◆ Work instructions: Repeat the whole listing below, word for word.

◆ Raw records:
========================
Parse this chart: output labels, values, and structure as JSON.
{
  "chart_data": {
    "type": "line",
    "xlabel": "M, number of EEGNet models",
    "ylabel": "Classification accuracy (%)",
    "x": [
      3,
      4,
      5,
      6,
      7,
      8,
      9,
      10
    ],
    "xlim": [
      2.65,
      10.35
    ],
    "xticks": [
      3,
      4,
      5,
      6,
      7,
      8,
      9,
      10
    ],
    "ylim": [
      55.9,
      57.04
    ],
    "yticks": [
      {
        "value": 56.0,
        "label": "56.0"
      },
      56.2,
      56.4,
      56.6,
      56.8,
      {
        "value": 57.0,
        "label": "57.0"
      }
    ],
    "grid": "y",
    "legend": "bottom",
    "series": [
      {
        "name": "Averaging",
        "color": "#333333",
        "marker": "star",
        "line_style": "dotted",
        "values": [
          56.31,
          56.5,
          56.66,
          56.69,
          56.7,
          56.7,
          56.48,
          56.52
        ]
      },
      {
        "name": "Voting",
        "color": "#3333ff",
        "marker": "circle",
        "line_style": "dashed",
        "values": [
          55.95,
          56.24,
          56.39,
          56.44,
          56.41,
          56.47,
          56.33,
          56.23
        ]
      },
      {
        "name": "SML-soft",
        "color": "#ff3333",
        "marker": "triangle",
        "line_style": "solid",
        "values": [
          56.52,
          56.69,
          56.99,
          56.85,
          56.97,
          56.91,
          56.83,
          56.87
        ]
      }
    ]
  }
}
========================
◆ Solution:
Parse this chart: output labels, values, and structure as JSON.
{
  "chart_data": {
    "type": "line",
    "xlabel": "M, number of EEGNet models",
    "ylabel": "Classification accuracy (%)",
    "x": [
      3,
      4,
      5,
      6,
      7,
      8,
      9,
      10
    ],
    "xlim": [
      2.65,
      10.35
    ],
    "xticks": [
      3,
      4,
      5,
      6,
      7,
      8,
      9,
      10
    ],
    "ylim": [
      55.9,
      57.04
    ],
    "yticks": [
      {
        "value": 56.0,
        "label": "56.0"
      },
      56.2,
      56.4,
      56.6,
      56.8,
      {
        "value": 57.0,
        "label": "57.0"
      }
    ],
    "grid": "y",
    "legend": "bottom",
    "series": [
      {
        "name": "Averaging",
        "color": "#333333",
        "marker": "star",
        "line_style": "dotted",
        "values": [
          56.31,
          56.5,
          56.66,
          56.69,
          56.7,
          56.7,
          56.48,
          56.52
        ]
      },
      {
        "name": "Voting",
        "color": "#3333ff",
        "marker": "circle",
        "line_style": "dashed",
        "values": [
          55.95,
          56.24,
          56.39,
          56.44,
          56.41,
          56.47,
          56.33,
          56.23
        ]
      },
      {
        "name": "SML-soft",
        "color": "#ff3333",
        "marker": "triangle",
        "line_style": "solid",
        "values": [
          56.52,
          56.69,
          56.99,
          56.85,
          56.97,
          56.91,
          56.83,
          56.87
        ]
      }
    ]
  }
}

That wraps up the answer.